__What you should do__.
Below is the data. Give it again, complete and exact.

- - -

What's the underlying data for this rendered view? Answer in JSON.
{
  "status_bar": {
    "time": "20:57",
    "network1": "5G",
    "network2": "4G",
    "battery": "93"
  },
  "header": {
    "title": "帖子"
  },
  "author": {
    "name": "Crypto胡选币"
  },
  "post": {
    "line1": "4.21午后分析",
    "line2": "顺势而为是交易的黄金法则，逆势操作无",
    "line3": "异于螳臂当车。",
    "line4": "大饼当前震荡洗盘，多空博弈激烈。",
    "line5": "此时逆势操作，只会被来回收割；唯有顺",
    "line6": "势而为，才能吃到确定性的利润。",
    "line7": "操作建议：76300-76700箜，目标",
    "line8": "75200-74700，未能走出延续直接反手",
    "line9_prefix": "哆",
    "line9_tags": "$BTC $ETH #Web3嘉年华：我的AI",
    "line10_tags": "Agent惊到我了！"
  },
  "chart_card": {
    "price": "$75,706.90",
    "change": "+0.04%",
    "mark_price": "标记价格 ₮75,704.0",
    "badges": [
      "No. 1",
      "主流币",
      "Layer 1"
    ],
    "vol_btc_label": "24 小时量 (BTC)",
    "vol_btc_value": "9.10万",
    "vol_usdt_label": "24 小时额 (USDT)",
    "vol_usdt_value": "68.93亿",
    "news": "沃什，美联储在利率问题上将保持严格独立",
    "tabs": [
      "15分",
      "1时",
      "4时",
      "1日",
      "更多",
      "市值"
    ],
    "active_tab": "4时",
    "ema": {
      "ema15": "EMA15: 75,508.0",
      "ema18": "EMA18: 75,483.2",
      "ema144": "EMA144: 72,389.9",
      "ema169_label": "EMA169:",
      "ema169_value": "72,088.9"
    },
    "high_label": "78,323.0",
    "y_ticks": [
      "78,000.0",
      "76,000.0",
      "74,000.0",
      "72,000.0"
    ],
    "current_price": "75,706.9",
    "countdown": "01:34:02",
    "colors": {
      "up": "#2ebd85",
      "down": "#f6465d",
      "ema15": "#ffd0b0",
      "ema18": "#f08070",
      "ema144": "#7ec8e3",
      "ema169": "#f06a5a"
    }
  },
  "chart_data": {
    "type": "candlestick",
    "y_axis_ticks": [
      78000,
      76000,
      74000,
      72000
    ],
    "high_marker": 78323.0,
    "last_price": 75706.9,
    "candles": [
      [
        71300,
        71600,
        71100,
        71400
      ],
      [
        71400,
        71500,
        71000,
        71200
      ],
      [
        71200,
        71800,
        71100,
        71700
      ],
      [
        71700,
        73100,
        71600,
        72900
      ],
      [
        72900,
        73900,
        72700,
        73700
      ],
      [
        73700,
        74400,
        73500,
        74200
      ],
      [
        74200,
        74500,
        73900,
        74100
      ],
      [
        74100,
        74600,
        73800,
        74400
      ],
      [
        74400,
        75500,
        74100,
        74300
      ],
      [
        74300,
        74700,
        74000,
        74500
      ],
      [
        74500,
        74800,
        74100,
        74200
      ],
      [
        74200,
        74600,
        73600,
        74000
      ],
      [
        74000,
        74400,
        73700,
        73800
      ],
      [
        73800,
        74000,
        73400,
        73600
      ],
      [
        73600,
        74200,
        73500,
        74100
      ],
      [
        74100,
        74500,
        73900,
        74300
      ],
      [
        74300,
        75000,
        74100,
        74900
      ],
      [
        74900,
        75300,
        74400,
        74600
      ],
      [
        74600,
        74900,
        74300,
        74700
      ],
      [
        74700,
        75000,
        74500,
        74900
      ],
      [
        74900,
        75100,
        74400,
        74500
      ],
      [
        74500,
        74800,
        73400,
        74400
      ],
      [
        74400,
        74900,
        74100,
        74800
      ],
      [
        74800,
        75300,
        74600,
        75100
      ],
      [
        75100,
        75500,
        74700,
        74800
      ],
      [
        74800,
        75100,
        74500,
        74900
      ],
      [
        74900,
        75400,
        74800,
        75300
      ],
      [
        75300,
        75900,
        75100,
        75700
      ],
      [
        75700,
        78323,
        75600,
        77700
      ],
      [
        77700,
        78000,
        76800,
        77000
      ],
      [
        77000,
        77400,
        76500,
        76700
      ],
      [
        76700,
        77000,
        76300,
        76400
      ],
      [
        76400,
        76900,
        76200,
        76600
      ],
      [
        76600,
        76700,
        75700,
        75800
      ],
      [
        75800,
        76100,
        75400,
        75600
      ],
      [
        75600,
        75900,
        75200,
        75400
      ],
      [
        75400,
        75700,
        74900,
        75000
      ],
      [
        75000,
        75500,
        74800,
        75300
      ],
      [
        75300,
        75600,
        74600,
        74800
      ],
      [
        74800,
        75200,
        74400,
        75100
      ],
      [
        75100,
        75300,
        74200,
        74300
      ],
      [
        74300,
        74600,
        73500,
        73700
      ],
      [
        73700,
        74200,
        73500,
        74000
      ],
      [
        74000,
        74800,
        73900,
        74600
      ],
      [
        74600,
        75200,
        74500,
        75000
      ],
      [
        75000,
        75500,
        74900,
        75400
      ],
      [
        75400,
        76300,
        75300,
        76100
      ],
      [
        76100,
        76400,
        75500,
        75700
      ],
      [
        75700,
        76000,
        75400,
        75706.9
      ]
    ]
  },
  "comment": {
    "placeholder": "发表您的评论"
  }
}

- - -

__Full solution__.
What's the underlying data for this rendered view? Answer in JSON.
{
  "status_bar": {
    "time": "20:57",
    "network1": "5G",
    "network2": "4G",
    "battery": "93"
  },
  "header": {
    "title": "帖子"
  },
  "author": {
    "name": "Crypto胡选币"
  },
  "post": {
    "line1": "4.21午后分析",
    "line2": "顺势而为是交易的黄金法则，逆势操作无",
    "line3": "异于螳臂当车。",
    "line4": "大饼当前震荡洗盘，多空博弈激烈。",
    "line5": "此时逆势操作，只会被来回收割；唯有顺",
    "line6": "势而为，才能吃到确定性的利润。",
    "line7": "操作建议：76300-76700箜，目标",
    "line8": "75200-74700，未能走出延续直接反手",
    "line9_prefix": "哆",
    "line9_tags": "$BTC $ETH #Web3嘉年华：我的AI",
    "line10_tags": "Agent惊到我了！"
  },
  "chart_card": {
    "price": "$75,706.90",
    "change": "+0.04%",
    "mark_price": "标记价格 ₮75,704.0",
    "badges": [
      "No. 1",
      "主流币",
      "Layer 1"
    ],
    "vol_btc_label": "24 小时量 (BTC)",
    "vol_btc_value": "9.10万",
    "vol_usdt_label": "24 小时额 (USDT)",
    "vol_usdt_value": "68.93亿",
    "news": "沃什，美联储在利率问题上将保持严格独立",
    "tabs": [
      "15分",
      "1时",
      "4时",
      "1日",
      "更多",
      "市值"
    ],
    "active_tab": "4时",
    "ema": {
      "ema15": "EMA15: 75,508.0",
      "ema18": "EMA18: 75,483.2",
      "ema144": "EMA144: 72,389.9",
      "ema169_label": "EMA169:",
      "ema169_value": "72,088.9"
    },
    "high_label": "78,323.0",
    "y_ticks": [
      "78,000.0",
      "76,000.0",
      "74,000.0",
      "72,000.0"
    ],
    "current_price": "75,706.9",
    "countdown": "01:34:02",
    "colors": {
      "up": "#2ebd85",
      "down": "#f6465d",
      "ema15": "#ffd0b0",
      "ema18": "#f08070",
      "ema144": "#7ec8e3",
      "ema169": "#f06a5a"
    }
  },
  "chart_data": {
    "type": "candlestick",
    "y_axis_ticks": [
      78000,
      76000,
      74000,
      72000
    ],
    "high_marker": 78323.0,
    "last_price": 75706.9,
    "candles": [
      [
        71300,
        71600,
        71100,
        71400
      ],
      [
        71400,
        71500,
        71000,
        71200
      ],
      [
        71200,
        71800,
        71100,
        71700
      ],
      [
        71700,
        73100,
        71600,
        72900
      ],
      [
        72900,
        73900,
        72700,
        73700
      ],
      [
        73700,
        74400,
        73500,
        74200
      ],
      [
        74200,
        74500,
        73900,
        74100
      ],
      [
        74100,
        74600,
        73800,
        74400
      ],
      [
        74400,
        75500,
        74100,
        74300
      ],
      [
        74300,
        74700,
        74000,
        74500
      ],
      [
        74500,
        74800,
        74100,
        74200
      ],
      [
        74200,
        74600,
        73600,
        74000
      ],
      [
        74000,
        74400,
        73700,
        73800
      ],
      [
        73800,
        74000,
        73400,
        73600
      ],
      [
        73600,
        74200,
        73500,
        74100
      ],
      [
        74100,
        74500,
        73900,
        74300
      ],
      [
        74300,
        75000,
        74100,
        74900
      ],
      [
        74900,
        75300,
        74400,
        74600
      ],
      [
        74600,
        74900,
        74300,
        74700
      ],
      [
        74700,
        75000,
        74500,
        74900
      ],
      [
        74900,
        75100,
        74400,
        74500
      ],
      [
        74500,
        74800,
        73400,
        74400
      ],
      [
        74400,
        74900,
        74100,
        74800
      ],
      [
        74800,
        75300,
        74600,
        75100
      ],
      [
        75100,
        75500,
        74700,
        74800
      ],
      [
        74800,
        75100,
        74500,
        74900
      ],
      [
        74900,
        75400,
        74800,
        75300
      ],
      [
        75300,
        75900,
        75100,
        75700
      ],
      [
        75700,
        78323,
        75600,
        77700
      ],
      [
        77700,
        78000,
        76800,
        77000
      ],
      [
        77000,
        77400,
        76500,
        76700
      ],
      [
        76700,
        77000,
        76300,
        76400
      ],
      [
        76400,
        76900,
        76200,
        76600
      ],
      [
        76600,
        76700,
        75700,
        75800
      ],
      [
        75800,
        76100,
        75400,
        75600
      ],
      [
        75600,
        75900,
        75200,
        75400
      ],
      [
        75400,
        75700,
        74900,
        75000
      ],
      [
        75000,
        75500,
        74800,
        75300
      ],
      [
        75300,
        75600,
        74600,
        74800
      ],
      [
        74800,
        75200,
        74400,
        75100
      ],
      [
        75100,
        75300,
        74200,
        74300
      ],
      [
        74300,
        74600,
        73500,
        73700
      ],
      [
        73700,
        74200,
        73500,
        74000
      ],
      [
        74000,
        74800,
        73900,
        74600
      ],
      [
        74600,
        75200,
        74500,
        75000
      ],
      [
        75000,
        75500,
        74900,
        75400
      ],
      [
        75400,
        76300,
        75300,
        76100
      ],
      [
        76100,
        76400,
        75500,
        75700
      ],
      [
        75700,
        76000,
        75400,
        75706.9
      ]
    ]
  },
  "comment": {
    "placeholder": "发表您的评论"
  }
}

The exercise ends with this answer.